[BEGIN]

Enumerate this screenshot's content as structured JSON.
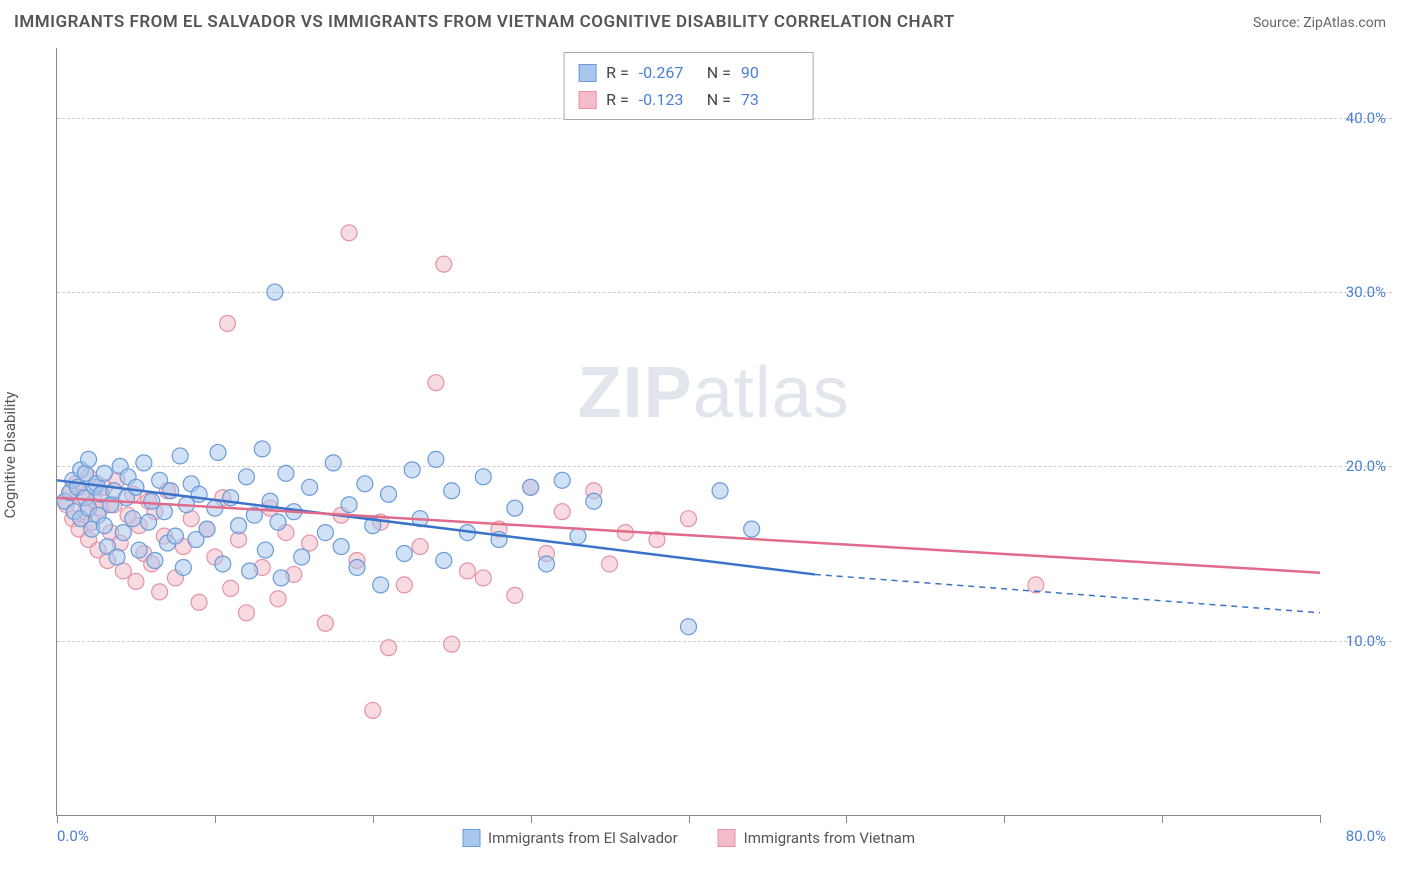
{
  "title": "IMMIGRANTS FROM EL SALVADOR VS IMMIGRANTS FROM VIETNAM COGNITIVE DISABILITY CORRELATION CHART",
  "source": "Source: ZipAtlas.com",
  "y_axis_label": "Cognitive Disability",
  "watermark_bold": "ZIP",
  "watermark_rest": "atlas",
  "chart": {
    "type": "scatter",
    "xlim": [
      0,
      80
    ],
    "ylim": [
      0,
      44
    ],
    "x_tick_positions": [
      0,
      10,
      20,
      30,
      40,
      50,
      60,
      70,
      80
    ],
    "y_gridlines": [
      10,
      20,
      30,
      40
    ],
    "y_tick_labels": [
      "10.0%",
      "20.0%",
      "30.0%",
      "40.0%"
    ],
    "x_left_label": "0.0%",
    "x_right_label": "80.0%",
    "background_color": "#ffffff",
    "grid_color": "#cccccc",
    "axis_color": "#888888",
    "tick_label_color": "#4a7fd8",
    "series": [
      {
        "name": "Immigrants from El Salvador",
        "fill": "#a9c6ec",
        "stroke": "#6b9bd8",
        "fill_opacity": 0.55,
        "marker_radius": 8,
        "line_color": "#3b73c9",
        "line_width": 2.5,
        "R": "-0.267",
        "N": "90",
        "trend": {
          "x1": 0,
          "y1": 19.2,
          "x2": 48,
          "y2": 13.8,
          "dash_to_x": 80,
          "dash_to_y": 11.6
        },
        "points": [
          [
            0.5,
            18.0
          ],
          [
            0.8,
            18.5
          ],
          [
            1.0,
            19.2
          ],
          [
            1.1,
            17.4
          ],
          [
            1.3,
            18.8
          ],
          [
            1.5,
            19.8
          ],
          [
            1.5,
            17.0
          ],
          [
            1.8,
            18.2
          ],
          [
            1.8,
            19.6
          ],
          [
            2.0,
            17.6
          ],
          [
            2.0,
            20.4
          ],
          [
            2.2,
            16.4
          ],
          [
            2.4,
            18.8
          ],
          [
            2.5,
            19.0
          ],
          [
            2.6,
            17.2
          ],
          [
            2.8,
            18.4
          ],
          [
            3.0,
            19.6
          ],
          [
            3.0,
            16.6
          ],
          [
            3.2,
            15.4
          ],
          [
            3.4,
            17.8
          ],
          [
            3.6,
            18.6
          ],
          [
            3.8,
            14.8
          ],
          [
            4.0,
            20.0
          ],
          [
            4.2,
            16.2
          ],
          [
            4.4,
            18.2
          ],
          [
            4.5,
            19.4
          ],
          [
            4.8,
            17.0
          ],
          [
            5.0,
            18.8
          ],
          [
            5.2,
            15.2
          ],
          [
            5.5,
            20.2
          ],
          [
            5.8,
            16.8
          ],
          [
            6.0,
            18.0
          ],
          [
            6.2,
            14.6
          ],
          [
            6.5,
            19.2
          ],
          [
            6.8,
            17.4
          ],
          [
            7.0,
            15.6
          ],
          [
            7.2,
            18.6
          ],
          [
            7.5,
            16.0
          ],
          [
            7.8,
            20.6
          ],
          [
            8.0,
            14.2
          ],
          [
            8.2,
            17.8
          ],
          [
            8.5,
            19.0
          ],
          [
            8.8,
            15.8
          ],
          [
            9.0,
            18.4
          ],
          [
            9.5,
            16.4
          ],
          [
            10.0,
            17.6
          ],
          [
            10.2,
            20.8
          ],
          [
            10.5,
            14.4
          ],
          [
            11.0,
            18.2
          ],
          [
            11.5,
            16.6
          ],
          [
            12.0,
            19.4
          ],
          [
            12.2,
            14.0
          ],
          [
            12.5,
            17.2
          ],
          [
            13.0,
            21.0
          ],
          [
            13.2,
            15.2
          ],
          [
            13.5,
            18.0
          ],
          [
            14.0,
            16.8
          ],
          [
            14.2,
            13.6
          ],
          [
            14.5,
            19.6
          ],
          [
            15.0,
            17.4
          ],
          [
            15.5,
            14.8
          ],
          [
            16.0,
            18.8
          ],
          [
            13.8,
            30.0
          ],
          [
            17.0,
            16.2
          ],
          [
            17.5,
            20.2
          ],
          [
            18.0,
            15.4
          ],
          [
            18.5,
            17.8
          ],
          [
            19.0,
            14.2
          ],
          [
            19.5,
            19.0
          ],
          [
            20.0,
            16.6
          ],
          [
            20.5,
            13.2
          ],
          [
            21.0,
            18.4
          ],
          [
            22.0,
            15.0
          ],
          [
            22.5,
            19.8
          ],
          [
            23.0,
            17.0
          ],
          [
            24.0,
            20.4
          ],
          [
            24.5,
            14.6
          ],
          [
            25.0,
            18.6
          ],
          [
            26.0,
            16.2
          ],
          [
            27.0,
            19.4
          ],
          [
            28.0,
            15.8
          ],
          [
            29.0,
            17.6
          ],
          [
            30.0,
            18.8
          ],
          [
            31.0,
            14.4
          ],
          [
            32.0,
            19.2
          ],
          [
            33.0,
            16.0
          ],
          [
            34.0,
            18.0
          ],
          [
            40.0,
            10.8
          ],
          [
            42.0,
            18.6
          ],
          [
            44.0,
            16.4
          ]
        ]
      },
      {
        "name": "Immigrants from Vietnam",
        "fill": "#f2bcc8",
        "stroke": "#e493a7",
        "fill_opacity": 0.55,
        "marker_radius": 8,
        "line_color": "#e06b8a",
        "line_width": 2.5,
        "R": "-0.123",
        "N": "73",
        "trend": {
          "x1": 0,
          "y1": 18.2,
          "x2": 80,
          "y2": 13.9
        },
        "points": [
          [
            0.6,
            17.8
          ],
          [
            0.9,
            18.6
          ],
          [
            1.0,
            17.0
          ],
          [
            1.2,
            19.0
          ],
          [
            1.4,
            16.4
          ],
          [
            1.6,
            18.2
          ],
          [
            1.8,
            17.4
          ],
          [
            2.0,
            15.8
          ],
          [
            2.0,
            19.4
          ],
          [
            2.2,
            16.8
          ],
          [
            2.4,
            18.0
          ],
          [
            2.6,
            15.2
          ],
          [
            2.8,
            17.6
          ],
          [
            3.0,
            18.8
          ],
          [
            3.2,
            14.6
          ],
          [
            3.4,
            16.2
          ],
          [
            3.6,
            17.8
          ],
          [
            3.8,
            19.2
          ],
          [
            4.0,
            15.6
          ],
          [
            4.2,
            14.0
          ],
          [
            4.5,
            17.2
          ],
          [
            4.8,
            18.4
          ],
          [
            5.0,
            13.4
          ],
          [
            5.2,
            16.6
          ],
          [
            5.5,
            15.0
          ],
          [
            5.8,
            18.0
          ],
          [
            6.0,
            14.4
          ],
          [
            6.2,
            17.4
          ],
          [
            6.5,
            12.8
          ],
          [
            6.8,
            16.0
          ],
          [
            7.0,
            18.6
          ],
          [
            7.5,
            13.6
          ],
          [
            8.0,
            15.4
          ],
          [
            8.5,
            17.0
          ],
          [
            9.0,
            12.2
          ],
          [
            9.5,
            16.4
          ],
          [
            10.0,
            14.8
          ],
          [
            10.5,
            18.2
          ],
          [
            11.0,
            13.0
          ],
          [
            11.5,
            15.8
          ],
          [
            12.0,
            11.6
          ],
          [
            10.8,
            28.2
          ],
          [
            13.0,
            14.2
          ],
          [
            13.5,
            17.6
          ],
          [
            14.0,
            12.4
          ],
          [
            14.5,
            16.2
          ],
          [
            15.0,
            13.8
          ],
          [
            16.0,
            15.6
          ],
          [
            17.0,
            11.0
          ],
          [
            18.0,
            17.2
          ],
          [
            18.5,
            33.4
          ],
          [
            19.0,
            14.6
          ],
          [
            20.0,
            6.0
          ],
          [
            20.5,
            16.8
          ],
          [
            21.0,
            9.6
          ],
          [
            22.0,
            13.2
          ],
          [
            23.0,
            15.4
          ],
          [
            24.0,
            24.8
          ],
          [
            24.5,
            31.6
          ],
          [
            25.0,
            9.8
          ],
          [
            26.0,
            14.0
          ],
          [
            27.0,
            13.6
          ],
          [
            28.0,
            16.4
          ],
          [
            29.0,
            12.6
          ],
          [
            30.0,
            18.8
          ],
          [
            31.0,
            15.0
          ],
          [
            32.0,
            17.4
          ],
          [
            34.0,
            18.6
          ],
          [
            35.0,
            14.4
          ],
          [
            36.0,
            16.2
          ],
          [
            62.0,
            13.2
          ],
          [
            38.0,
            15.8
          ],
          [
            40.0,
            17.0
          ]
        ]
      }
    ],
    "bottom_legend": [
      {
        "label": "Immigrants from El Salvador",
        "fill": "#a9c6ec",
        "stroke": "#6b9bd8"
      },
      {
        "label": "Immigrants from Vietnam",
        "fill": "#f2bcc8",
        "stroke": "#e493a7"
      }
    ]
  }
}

[END]

Given exercise >>
Report each line of the material above where the word "name" appears.

Task solution >>
        "name": "Immigrants from El Salvador",
        "name": "Immigrants from Vietnam",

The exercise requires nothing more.